Items from a data source
☆ ☆ ☆ ☆
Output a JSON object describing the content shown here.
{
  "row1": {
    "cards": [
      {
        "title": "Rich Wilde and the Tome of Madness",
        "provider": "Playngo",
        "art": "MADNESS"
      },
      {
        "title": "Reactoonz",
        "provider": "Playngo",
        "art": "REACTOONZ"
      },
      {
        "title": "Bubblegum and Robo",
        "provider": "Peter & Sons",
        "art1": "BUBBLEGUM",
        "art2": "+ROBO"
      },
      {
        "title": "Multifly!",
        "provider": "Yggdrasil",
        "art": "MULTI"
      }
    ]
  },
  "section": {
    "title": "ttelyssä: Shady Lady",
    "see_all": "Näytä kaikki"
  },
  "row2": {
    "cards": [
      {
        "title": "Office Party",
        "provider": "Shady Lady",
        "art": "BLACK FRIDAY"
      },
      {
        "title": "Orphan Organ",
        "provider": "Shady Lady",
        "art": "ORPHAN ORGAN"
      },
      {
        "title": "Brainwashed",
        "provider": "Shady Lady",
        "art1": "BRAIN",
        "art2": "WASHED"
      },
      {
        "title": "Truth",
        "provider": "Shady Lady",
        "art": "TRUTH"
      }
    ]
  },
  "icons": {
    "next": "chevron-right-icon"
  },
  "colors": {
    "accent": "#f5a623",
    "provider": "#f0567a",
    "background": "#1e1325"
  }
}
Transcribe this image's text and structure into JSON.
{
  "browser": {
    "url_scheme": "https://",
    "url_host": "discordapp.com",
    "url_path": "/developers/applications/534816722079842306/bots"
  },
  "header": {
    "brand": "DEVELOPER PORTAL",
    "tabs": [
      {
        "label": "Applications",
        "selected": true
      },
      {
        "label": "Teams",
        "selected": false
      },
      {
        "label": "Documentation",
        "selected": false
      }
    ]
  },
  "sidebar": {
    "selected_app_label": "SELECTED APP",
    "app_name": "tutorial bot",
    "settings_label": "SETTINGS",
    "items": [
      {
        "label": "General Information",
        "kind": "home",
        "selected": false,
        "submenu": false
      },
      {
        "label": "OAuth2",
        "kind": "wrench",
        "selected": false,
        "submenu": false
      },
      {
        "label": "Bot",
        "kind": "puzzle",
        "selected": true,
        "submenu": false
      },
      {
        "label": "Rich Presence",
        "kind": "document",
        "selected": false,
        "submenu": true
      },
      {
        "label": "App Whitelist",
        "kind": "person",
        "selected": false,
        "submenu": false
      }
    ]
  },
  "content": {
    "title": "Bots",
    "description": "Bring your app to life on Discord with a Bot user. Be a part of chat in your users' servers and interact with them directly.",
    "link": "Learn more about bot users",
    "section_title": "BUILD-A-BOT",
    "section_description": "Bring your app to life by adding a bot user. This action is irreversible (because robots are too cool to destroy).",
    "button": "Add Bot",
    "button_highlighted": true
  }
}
☆ ☆ ☆ ☆
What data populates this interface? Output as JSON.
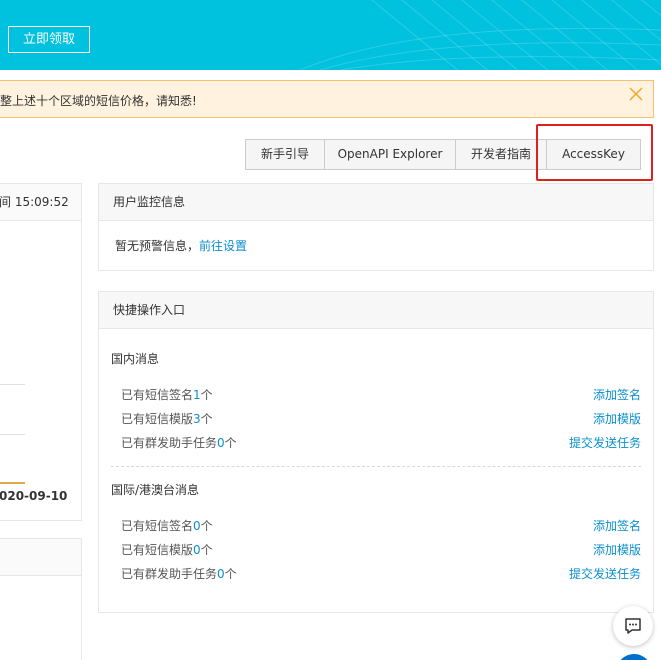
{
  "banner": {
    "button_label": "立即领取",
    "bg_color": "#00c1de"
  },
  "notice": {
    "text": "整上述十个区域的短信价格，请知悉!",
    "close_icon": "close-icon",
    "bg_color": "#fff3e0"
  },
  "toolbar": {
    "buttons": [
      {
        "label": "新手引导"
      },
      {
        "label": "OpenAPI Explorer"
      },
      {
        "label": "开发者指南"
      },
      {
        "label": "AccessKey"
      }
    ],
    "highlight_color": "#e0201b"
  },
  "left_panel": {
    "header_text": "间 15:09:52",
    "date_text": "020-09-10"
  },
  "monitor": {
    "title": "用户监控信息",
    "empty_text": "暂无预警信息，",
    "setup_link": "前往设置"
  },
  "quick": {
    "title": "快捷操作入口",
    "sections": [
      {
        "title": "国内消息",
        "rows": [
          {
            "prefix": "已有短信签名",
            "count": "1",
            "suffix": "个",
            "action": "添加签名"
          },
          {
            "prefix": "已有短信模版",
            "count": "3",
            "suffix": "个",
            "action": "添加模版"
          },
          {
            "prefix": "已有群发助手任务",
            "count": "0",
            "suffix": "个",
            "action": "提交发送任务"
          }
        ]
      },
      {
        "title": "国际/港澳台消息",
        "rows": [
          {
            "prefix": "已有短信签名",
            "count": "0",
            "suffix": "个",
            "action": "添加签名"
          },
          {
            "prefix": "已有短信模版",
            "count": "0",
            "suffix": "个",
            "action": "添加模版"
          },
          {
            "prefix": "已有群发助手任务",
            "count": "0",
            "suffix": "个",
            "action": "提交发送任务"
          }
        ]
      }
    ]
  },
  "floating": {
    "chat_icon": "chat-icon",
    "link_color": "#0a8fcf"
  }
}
☆ ☆ ☆ ☆
▶ [Written problem]
Look over the listing. Pull out every line with the string "chat" in it.

▶ [Problem solution]
    "description": "Bring your app to life on Discord with a Bot user. Be a part of chat in your users' servers and interact with them directly.",
    "chat_icon": "chat-icon",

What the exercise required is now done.